**Selected passage**:
Mobile World Congress (MWC), held each February in Barcelona, is one of the key events in the telecoms calendar. It attracts more than 100,000 delegates and 2,000+ exhibitors, including all the top tech brands. As such it can become a real PR bun fight, with consultants firing out a foray of announcements and roaming the floors looking out for press pass-wearing hacks to corral to their client’s stand.
I’ve seen it from both sides as a former technology journalist and as a PR, and, as an industry, we need to move away from the “throw enough mud” approach and return to the basics of providing journalists with a story of interest and relevance to their audiences.
“Signing up for MWC means signing up for press release hell,” Gordon Kelly, who writes for Forbes, among others and is an MWC veteran, tells me. “I have too many horrendous stories not just from dodgy unknown 'gmailgencies' but from agencies and PRs I've known for years transforming into raging, spamming, aggressive monsters.”
Naturally, everyone wants to get attention at MWC, but with so much noise the challenge is creating a really clear signal.
Before the expo: Plan early. Journalists’ diaries fill up pretty quickly at MWC. You need to have your story and offering clear before Christmas/during Q4. Will your huge announcement get lost in the noise and better off being announced another time? Think about pre-show teasers and what demos you will feature on the stand. Email diary markers and make sure you have reporters’ mobile numbers, of course! Could your client host a journalist? Create an online image and video assets repository that you can share with media. You’ll be adding to this during the event.
During the expo: Manage your expectations. Some journalists will inevitably cancel or run late due to the pure size and complexity of the venue. Where one door closes, others will open, as reporters will pass by so it’s absolutely key that your stand is attractive without the predatory turn-off of circling salespeople. Giveaways are always welcome, especially if sugar-based...

Labeled region entries
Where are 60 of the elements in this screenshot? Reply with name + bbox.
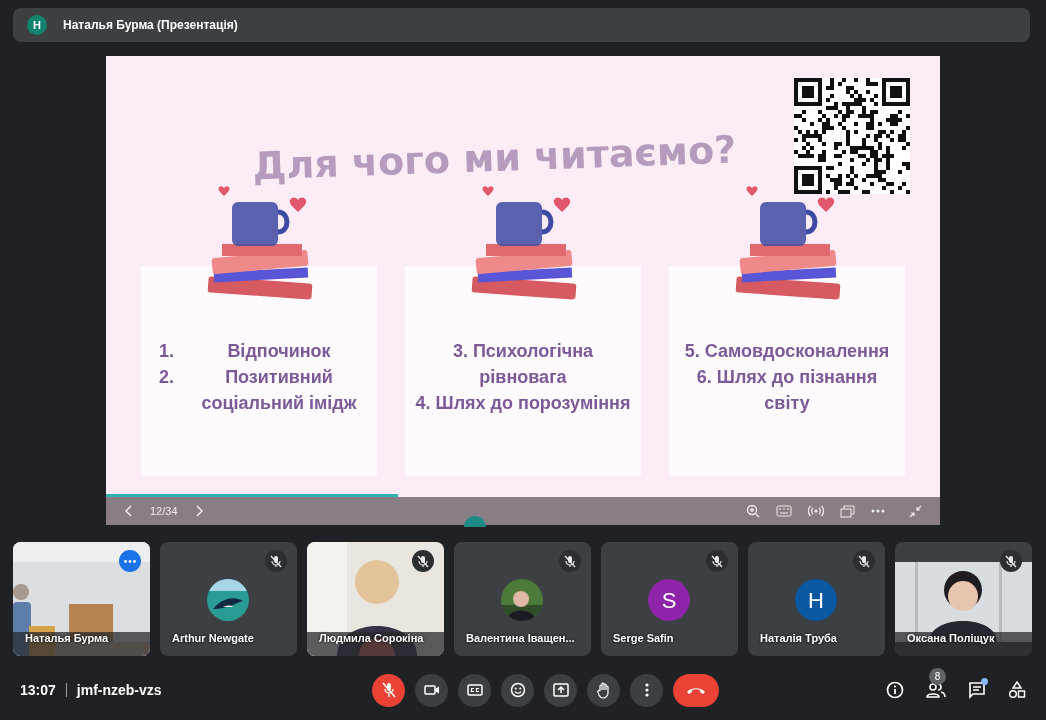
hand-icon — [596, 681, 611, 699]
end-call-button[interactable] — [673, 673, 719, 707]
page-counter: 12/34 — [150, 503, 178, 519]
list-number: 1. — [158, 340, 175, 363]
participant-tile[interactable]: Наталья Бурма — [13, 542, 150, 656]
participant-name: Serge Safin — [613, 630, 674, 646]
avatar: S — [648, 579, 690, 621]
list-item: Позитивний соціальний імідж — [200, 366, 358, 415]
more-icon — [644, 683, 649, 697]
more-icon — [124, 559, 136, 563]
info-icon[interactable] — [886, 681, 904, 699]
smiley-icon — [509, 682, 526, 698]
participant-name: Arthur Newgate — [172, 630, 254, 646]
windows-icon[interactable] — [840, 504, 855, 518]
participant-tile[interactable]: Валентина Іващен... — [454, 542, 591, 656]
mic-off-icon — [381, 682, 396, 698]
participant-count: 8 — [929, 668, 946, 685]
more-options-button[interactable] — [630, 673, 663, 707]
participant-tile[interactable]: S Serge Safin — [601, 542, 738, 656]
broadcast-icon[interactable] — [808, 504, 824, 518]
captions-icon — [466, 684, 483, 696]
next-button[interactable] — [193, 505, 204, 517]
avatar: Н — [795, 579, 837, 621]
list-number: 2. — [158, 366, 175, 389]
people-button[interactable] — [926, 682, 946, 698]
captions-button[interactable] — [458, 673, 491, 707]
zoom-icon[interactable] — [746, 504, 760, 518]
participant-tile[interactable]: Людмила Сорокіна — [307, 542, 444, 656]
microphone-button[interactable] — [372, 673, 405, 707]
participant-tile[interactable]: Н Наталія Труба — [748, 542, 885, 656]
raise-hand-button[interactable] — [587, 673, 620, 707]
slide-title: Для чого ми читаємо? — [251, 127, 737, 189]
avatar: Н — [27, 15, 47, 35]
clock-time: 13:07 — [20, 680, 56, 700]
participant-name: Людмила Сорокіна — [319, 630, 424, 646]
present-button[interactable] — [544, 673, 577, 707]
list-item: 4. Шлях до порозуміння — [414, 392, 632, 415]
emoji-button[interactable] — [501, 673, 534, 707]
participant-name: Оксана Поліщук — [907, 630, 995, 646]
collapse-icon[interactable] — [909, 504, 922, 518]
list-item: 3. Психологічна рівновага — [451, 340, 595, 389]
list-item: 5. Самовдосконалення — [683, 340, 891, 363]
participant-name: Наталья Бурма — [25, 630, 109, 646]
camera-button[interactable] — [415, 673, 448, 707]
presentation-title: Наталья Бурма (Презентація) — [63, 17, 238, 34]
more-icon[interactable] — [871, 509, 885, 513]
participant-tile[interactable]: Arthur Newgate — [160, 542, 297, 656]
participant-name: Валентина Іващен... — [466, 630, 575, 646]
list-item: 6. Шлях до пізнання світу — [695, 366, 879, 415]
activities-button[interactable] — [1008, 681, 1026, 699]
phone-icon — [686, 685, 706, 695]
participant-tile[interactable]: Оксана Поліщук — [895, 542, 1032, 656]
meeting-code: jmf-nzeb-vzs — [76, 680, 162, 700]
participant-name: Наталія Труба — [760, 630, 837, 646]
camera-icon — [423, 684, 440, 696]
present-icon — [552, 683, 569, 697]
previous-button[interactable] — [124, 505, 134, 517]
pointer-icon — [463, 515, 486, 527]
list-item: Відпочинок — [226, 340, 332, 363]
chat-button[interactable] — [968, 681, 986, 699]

**Work instructions**:
(a) Answer these questions about the piece on PR at Mobile World Congress:
(i) In which city is the congress held each February?
(ii) Which publication does Gordon Kelly write for, among others?
(iii) By what point should a story and offering be clear?
(b) Reproduce the passage from the piece on PR at Mobile World Congress, starting with "I’ve seen it" and going on through "really clear signal.".
(c) Carry on the piece on PR at Mobile World Congress from its last sentence.
These records have no connection to the text.

**Exercise answers**:
(a)
(i) Barcelona
(ii) Forbes
(iii) Before Christmas, during Q4

(b)
I’ve seen it from both sides as a former technology journalist and as a PR, and, as an industry, we need to move away from the “throw enough mud” approach and return to the basics of providing journalists with a story of interest and relevance to their audiences.
“Signing up for MWC means signing up for press release hell,” Gordon Kelly, who writes for Forbes, among others and is an MWC veteran, tells me. “I have too many horrendous stories not just from dodgy unknown 'gmailgencies' but from agencies and PRs I've known for years transforming into raging, spamming, aggressive monsters.”
Naturally, everyone wants to get attention at MWC, but with so much noise the challenge is creating a really clear signal.

(c)
Oh, and wear comfortable shoes!
After the expo: MWC doesn’t finish when the doors close. You’ll have made valuable contacts and picked up numerous contact cards. Be sure to connect with the reporters on LinkedIn and follow up that everyone has all they need from you. Blog about what you’ve learned.
Between us, the Mash team has experience of 12 MWC expos dating back to the days way back when it was held in Cannes, so we’ve seen it evolve.
PRs need to push back on clients who insist on making lots of separate announcements at the show. Journalists already get more than enough press releases. Keep your experience and message succinct and supported by rich, shareable content.
As Gordon Kelly puts it; “I'd say PRs should treat journalist's work as a kind of ongoing soap opera. That every story is not an isolated event but one piece of an interconnected narrative which is constantly moving. PRs need to think how their clients can expand and enrich the next part of that story.”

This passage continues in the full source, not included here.